WORK TO DO -
Repeat the lines that follow, leaving nothing out.

▼▼▼

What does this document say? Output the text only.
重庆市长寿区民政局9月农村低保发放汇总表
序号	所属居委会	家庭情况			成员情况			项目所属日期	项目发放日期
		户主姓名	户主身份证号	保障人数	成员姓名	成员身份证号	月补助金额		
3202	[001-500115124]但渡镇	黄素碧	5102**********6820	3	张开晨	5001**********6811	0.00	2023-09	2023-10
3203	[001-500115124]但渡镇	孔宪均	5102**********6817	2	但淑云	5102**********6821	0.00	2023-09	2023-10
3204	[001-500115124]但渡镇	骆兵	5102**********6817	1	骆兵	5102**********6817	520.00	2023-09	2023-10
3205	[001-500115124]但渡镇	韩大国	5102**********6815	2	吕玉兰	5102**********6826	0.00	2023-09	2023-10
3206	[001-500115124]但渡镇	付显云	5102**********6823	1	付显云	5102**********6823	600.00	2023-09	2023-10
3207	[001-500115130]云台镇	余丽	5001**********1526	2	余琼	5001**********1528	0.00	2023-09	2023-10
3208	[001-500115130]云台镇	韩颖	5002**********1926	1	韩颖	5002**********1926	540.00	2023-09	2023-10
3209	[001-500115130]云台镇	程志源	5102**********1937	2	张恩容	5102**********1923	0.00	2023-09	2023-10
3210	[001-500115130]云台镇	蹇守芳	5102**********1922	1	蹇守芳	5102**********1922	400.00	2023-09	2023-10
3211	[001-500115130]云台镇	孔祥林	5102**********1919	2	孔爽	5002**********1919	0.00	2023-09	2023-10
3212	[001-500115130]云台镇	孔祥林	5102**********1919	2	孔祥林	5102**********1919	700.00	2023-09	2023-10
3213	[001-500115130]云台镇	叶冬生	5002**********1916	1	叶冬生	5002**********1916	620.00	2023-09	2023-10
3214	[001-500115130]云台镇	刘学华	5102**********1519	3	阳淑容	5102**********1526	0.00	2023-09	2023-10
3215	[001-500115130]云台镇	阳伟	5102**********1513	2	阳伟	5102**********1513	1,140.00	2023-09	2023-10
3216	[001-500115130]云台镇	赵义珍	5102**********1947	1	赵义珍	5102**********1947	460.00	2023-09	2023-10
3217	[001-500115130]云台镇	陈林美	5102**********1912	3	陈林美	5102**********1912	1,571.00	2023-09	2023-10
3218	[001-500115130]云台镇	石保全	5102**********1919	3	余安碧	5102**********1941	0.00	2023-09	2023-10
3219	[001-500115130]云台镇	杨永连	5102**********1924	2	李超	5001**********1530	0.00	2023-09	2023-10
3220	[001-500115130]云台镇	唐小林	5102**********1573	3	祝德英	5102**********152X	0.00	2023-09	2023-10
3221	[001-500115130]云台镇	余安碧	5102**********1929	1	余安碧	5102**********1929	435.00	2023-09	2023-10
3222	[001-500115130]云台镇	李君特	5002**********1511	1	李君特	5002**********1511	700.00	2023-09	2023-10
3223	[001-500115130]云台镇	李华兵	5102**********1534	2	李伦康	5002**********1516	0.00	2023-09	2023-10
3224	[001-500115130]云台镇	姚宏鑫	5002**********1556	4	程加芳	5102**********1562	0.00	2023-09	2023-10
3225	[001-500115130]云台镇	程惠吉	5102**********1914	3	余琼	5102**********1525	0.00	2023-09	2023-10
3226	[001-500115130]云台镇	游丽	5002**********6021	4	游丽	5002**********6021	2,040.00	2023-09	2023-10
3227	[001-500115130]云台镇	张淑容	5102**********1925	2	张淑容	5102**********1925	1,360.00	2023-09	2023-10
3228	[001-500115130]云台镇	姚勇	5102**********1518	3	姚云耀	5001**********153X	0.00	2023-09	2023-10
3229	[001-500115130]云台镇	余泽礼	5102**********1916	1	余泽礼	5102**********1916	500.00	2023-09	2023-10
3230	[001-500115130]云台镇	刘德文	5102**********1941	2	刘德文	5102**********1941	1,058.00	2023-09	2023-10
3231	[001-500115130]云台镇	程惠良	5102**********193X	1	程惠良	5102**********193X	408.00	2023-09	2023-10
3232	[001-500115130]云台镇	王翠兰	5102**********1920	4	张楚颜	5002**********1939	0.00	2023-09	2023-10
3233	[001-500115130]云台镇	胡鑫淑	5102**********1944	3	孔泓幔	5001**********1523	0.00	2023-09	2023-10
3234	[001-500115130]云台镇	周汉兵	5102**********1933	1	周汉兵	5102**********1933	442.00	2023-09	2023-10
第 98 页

▲▲▲

RESPONSE BELOW -
What does this document say? Output the text only.
重庆市长寿区民政局9月农村低保发放汇总表
序号	所属居委会	家庭情况			成员情况			项目所属日期	项目发放日期
		户主姓名	户主身份证号	保障人数	成员姓名	成员身份证号	月补助金额		
3202	[001-500115124]但渡镇	黄素碧	5102**********6820	3	张开晨	5001**********6811	0.00	2023-09	2023-10
3203	[001-500115124]但渡镇	孔宪均	5102**********6817	2	但淑云	5102**********6821	0.00	2023-09	2023-10
3204	[001-500115124]但渡镇	骆兵	5102**********6817	1	骆兵	5102**********6817	520.00	2023-09	2023-10
3205	[001-500115124]但渡镇	韩大国	5102**********6815	2	吕玉兰	5102**********6826	0.00	2023-09	2023-10
3206	[001-500115124]但渡镇	付显云	5102**********6823	1	付显云	5102**********6823	600.00	2023-09	2023-10
3207	[001-500115130]云台镇	余丽	5001**********1526	2	余琼	5001**********1528	0.00	2023-09	2023-10
3208	[001-500115130]云台镇	韩颖	5002**********1926	1	韩颖	5002**********1926	540.00	2023-09	2023-10
3209	[001-500115130]云台镇	程志源	5102**********1937	2	张恩容	5102**********1923	0.00	2023-09	2023-10
3210	[001-500115130]云台镇	蹇守芳	5102**********1922	1	蹇守芳	5102**********1922	400.00	2023-09	2023-10
3211	[001-500115130]云台镇	孔祥林	5102**********1919	2	孔爽	5002**********1919	0.00	2023-09	2023-10
3212	[001-500115130]云台镇	孔祥林	5102**********1919	2	孔祥林	5102**********1919	700.00	2023-09	2023-10
3213	[001-500115130]云台镇	叶冬生	5002**********1916	1	叶冬生	5002**********1916	620.00	2023-09	2023-10
3214	[001-500115130]云台镇	刘学华	5102**********1519	3	阳淑容	5102**********1526	0.00	2023-09	2023-10
3215	[001-500115130]云台镇	阳伟	5102**********1513	2	阳伟	5102**********1513	1,140.00	2023-09	2023-10
3216	[001-500115130]云台镇	赵义珍	5102**********1947	1	赵义珍	5102**********1947	460.00	2023-09	2023-10
3217	[001-500115130]云台镇	陈林美	5102**********1912	3	陈林美	5102**********1912	1,571.00	2023-09	2023-10
3218	[001-500115130]云台镇	石保全	5102**********1919	3	余安碧	5102**********1941	0.00	2023-09	2023-10
3219	[001-500115130]云台镇	杨永连	5102**********1924	2	李超	5001**********1530	0.00	2023-09	2023-10
3220	[001-500115130]云台镇	唐小林	5102**********1573	3	祝德英	5102**********152X	0.00	2023-09	2023-10
3221	[001-500115130]云台镇	余安碧	5102**********1929	1	余安碧	5102**********1929	435.00	2023-09	2023-10
3222	[001-500115130]云台镇	李君特	5002**********1511	1	李君特	5002**********1511	700.00	2023-09	2023-10
3223	[001-500115130]云台镇	李华兵	5102**********1534	2	李伦康	5002**********1516	0.00	2023-09	2023-10
3224	[001-500115130]云台镇	姚宏鑫	5002**********1556	4	程加芳	5102**********1562	0.00	2023-09	2023-10
3225	[001-500115130]云台镇	程惠吉	5102**********1914	3	余琼	5102**********1525	0.00	2023-09	2023-10
3226	[001-500115130]云台镇	游丽	5002**********6021	4	游丽	5002**********6021	2,040.00	2023-09	2023-10
3227	[001-500115130]云台镇	张淑容	5102**********1925	2	张淑容	5102**********1925	1,360.00	2023-09	2023-10
3228	[001-500115130]云台镇	姚勇	5102**********1518	3	姚云耀	5001**********153X	0.00	2023-09	2023-10
3229	[001-500115130]云台镇	余泽礼	5102**********1916	1	余泽礼	5102**********1916	500.00	2023-09	2023-10
3230	[001-500115130]云台镇	刘德文	5102**********1941	2	刘德文	5102**********1941	1,058.00	2023-09	2023-10
3231	[001-500115130]云台镇	程惠良	5102**********193X	1	程惠良	5102**********193X	408.00	2023-09	2023-10
3232	[001-500115130]云台镇	王翠兰	5102**********1920	4	张楚颜	5002**********1939	0.00	2023-09	2023-10
3233	[001-500115130]云台镇	胡鑫淑	5102**********1944	3	孔泓幔	5001**********1523	0.00	2023-09	2023-10
3234	[001-500115130]云台镇	周汉兵	5102**********1933	1	周汉兵	5102**********1933	442.00	2023-09	2023-10
第 98 页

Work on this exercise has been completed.